## Your instructions
Do not carry the pictures over; copy every other part of the entries exactly.

◆ ◆ ◆ ◆

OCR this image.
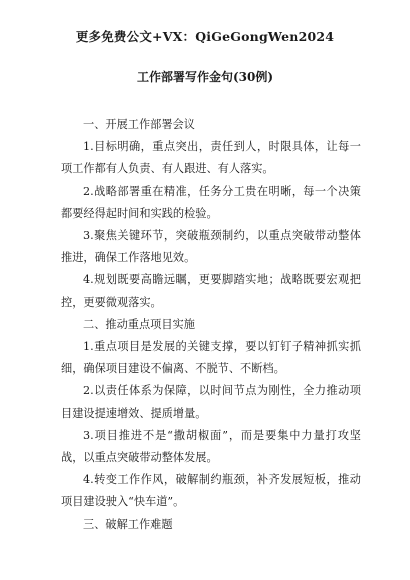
更多免费公文+VX：QiGeGongWen2024
工作部署写作金句(30例)

一、开展工作部署会议

1.目标明确，重点突出，责任到人，时限具体，让每一项工作都有人负责、有人跟进、有人落实。

2.战略部署重在精准，任务分工贵在明晰，每一个决策都要经得起时间和实践的检验。

3.聚焦关键环节，突破瓶颈制约，以重点突破带动整体推进，确保工作落地见效。

4.规划既要高瞻远瞩，更要脚踏实地；战略既要宏观把控，更要微观落实。

二、推动重点项目实施

1.重点项目是发展的关键支撑，要以钉钉子精神抓实抓细，确保项目建设不偏离、不脱节、不断档。

2.以责任体系为保障，以时间节点为刚性，全力推动项目建设提速增效、提质增量。

3.项目推进不是“撒胡椒面”，而是要集中力量打攻坚战，以重点突破带动整体发展。

4.转变工作作风，破解制约瓶颈，补齐发展短板，推动项目建设驶入“快车道”。

三、破解工作难题
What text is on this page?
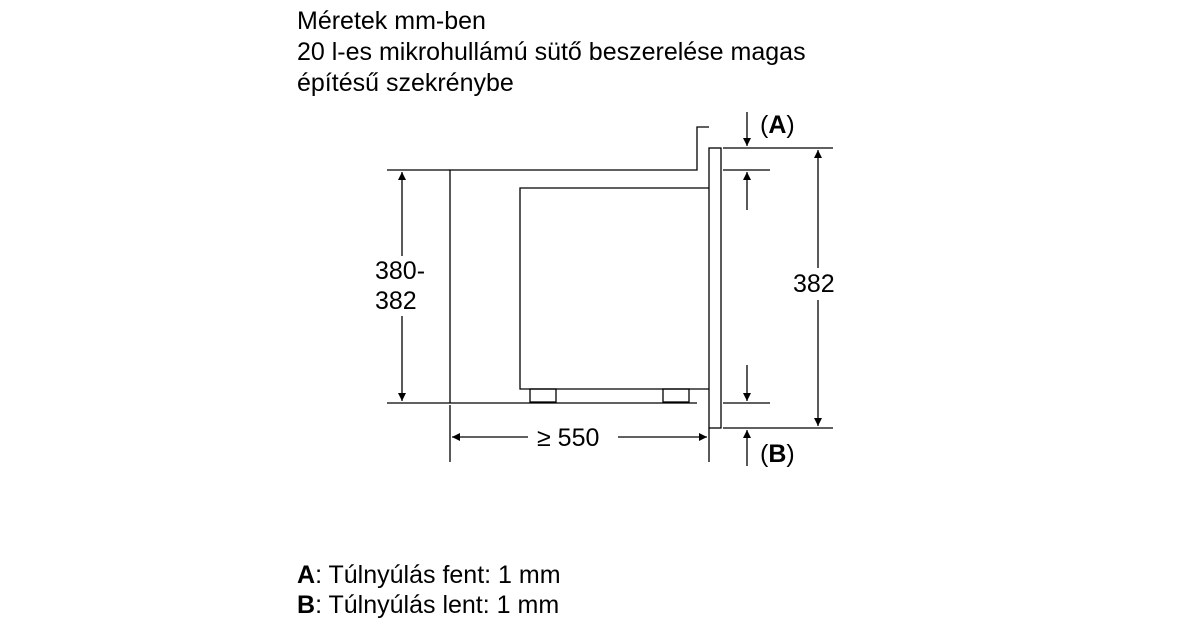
Méretek mm-ben
20 l-es mikrohullámú sütő beszerelése magas
építésű szekrénybe
380-
382
≥ 550
382
(A)
(B)
A: Túlnyúlás fent: 1 mm
B: Túlnyúlás lent: 1 mm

◆ ◆ ◆ ◆

## Output of the exercise
OCR this image.
更多免费公文+VX：QiGeGongWen2024
工作部署写作金句(30例)

一、开展工作部署会议

1.目标明确，重点突出，责任到人，时限具体，让每一项工作都有人负责、有人跟进、有人落实。

2.战略部署重在精准，任务分工贵在明晰，每一个决策都要经得起时间和实践的检验。

3.聚焦关键环节，突破瓶颈制约，以重点突破带动整体推进，确保工作落地见效。

4.规划既要高瞻远瞩，更要脚踏实地；战略既要宏观把控，更要微观落实。

二、推动重点项目实施

1.重点项目是发展的关键支撑，要以钉钉子精神抓实抓细，确保项目建设不偏离、不脱节、不断档。

2.以责任体系为保障，以时间节点为刚性，全力推动项目建设提速增效、提质增量。

3.项目推进不是“撒胡椒面”，而是要集中力量打攻坚战，以重点突破带动整体发展。

4.转变工作作风，破解制约瓶颈，补齐发展短板，推动项目建设驶入“快车道”。

三、破解工作难题
What text is on this page?
Méretek mm-ben
20 l-es mikrohullámú sütő beszerelése magas
építésű szekrénybe
380-
382
≥ 550
382
(A)
(B)
A: Túlnyúlás fent: 1 mm
B: Túlnyúlás lent: 1 mm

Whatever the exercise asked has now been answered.